[Stored records]
§ §

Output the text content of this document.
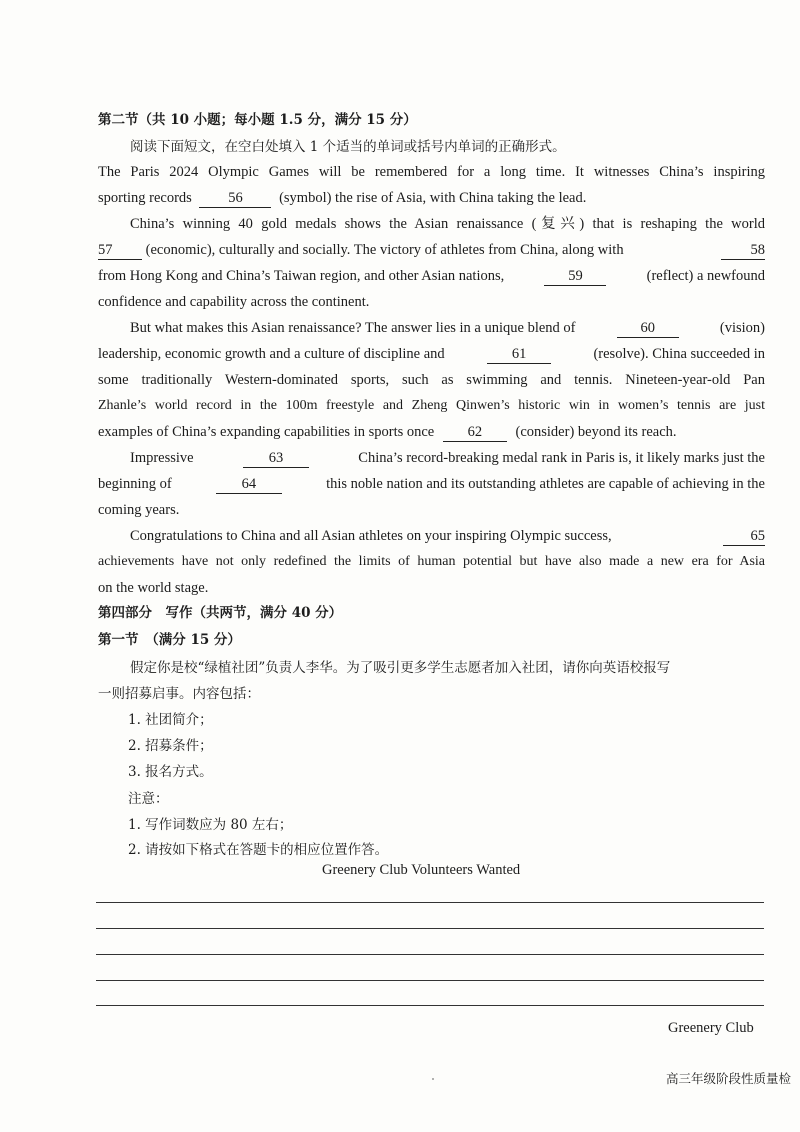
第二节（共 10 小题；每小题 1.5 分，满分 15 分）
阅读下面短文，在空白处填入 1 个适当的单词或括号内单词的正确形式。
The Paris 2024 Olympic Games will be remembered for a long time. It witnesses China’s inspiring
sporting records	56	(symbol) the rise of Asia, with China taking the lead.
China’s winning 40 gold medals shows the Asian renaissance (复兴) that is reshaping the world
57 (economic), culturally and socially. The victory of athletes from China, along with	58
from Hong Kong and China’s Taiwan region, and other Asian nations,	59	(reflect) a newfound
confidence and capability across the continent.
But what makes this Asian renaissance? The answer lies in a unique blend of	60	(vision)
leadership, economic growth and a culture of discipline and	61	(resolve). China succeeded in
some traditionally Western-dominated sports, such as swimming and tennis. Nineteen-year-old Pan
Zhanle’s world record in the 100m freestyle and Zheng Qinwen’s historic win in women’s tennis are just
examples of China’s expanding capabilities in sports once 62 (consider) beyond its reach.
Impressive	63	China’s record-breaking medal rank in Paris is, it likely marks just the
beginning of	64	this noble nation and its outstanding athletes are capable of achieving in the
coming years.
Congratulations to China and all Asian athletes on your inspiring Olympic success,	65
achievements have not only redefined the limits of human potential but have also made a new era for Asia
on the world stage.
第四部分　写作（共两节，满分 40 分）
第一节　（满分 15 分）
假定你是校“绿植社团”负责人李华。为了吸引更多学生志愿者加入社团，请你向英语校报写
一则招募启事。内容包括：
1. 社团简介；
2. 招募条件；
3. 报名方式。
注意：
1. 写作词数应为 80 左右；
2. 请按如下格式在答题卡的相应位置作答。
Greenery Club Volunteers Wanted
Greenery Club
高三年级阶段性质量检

§ §

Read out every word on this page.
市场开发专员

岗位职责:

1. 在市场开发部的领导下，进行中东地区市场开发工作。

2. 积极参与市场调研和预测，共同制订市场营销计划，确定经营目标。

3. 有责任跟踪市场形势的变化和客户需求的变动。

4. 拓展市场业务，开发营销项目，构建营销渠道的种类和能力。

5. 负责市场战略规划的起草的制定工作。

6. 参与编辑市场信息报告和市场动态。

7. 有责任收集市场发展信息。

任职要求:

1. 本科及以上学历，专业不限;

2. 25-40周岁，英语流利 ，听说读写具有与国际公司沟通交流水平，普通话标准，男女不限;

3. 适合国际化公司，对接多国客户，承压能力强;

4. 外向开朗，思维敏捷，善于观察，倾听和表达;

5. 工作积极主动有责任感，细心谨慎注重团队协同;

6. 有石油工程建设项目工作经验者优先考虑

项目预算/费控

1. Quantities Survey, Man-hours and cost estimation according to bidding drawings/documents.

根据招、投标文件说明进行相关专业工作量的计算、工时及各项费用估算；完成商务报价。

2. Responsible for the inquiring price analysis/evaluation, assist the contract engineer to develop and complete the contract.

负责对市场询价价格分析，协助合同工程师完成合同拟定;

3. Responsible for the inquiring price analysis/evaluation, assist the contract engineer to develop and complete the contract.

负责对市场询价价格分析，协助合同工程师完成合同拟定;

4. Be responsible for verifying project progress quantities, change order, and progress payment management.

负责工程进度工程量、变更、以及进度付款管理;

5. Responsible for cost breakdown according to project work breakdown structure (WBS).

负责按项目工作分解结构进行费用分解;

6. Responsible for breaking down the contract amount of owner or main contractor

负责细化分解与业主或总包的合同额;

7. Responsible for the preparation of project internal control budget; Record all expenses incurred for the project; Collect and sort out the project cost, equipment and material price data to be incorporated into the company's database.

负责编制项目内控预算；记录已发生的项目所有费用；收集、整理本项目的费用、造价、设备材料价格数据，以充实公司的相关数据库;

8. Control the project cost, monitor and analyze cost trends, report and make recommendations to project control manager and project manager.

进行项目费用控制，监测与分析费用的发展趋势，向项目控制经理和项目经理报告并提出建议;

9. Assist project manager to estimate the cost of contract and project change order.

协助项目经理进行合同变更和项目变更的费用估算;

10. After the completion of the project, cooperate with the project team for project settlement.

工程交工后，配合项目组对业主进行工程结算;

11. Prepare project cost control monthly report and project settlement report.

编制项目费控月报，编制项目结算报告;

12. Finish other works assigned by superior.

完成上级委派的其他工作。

§ §

Directive: Search the records for the word "contract". Copy every line that has it.

Complete answer:
2. Responsible for the inquiring price analysis/evaluation, assist the contract engineer to develop and complete the contract.
3. Responsible for the inquiring price analysis/evaluation, assist the contract engineer to develop and complete the contract.
6. Responsible for breaking down the contract amount of owner or main contractor
9. Assist project manager to estimate the cost of contract and project change order.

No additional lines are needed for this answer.